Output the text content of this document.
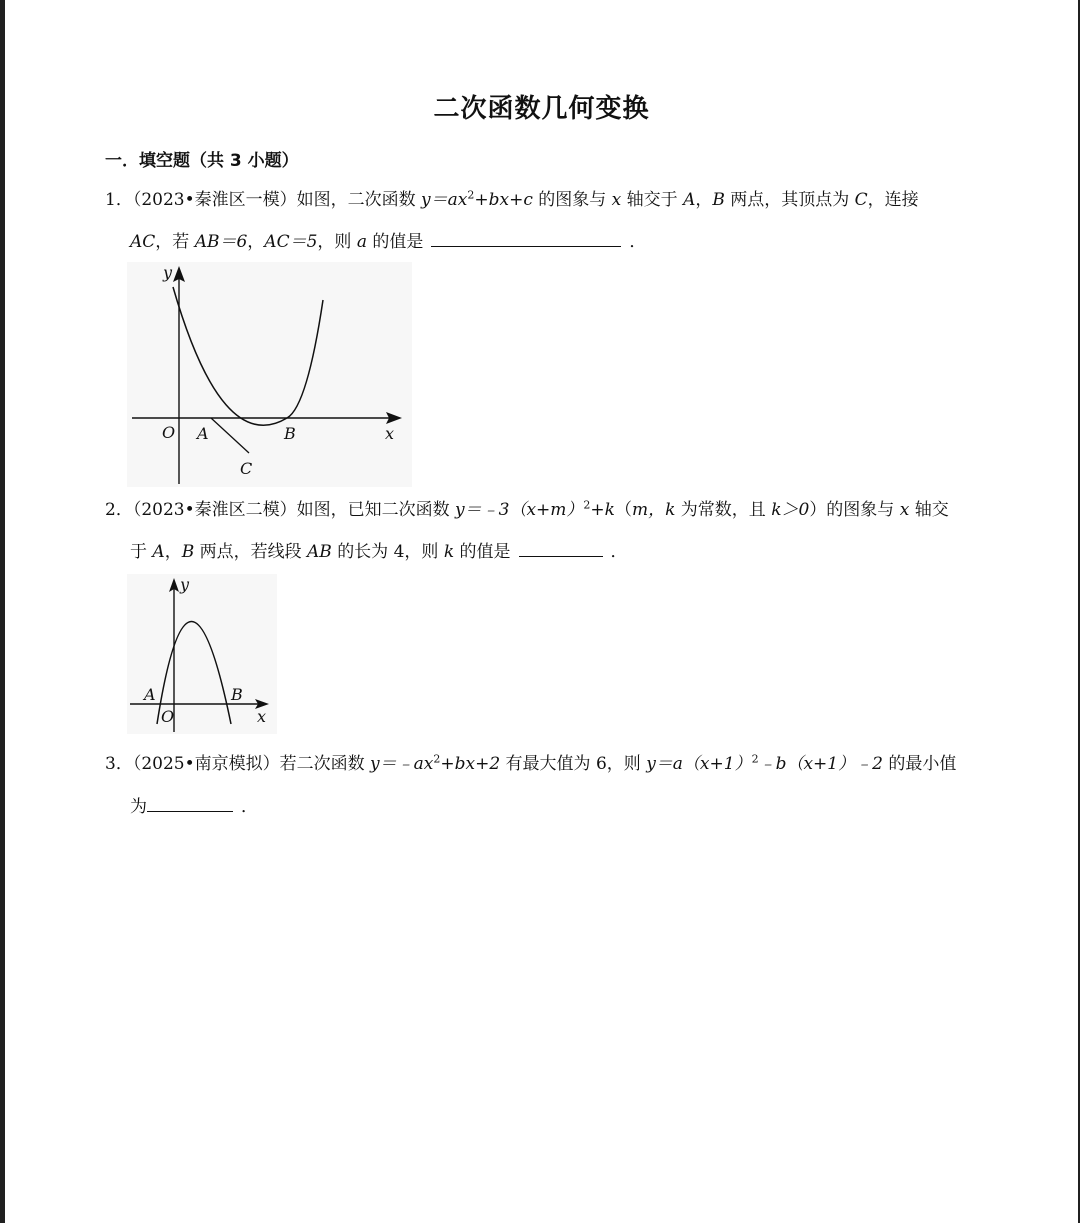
二次函数几何变换
一．填空题（共 3 小题）
1．（2023•秦淮区一模）如图，二次函数 $y=ax^2+bx+c$ 的图象与 x 轴交于 A，B 两点，其顶点为 C，连接
AC，若 AB＝6，AC＝5，则 a 的值是	．
y
O A	B
C
x
2．（2023•秦淮区二模）如图，已知二次函数 $y=﹣3(x+m)^2+k(m$，k 为常数，且 k＞0）的图象与 x 轴交
于 A，B 两点，若线段 AB 的长为 4，则 k 的值是	．
y
A	B
O	x
3．（2025•南京模拟）若二次函数 $y=﹣ax^2+bx+2$ 有最大值为 6，则 $y=a(x+1)^2﹣b(x+1)﹣2$ 的最小值
为	．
###
AIM OF THE EXERCISE: Pick out the lines containing the string "的图象与" and show them.

EXPECTED ANSWER:
1．（2023•秦淮区一模）如图，二次函数 $y=ax^2+bx+c$ 的图象与 x 轴交于 A，B 两点，其顶点为 C，连接
2．（2023•秦淮区二模）如图，已知二次函数 $y=﹣3(x+m)^2+k(m$，k 为常数，且 k＞0）的图象与 x 轴交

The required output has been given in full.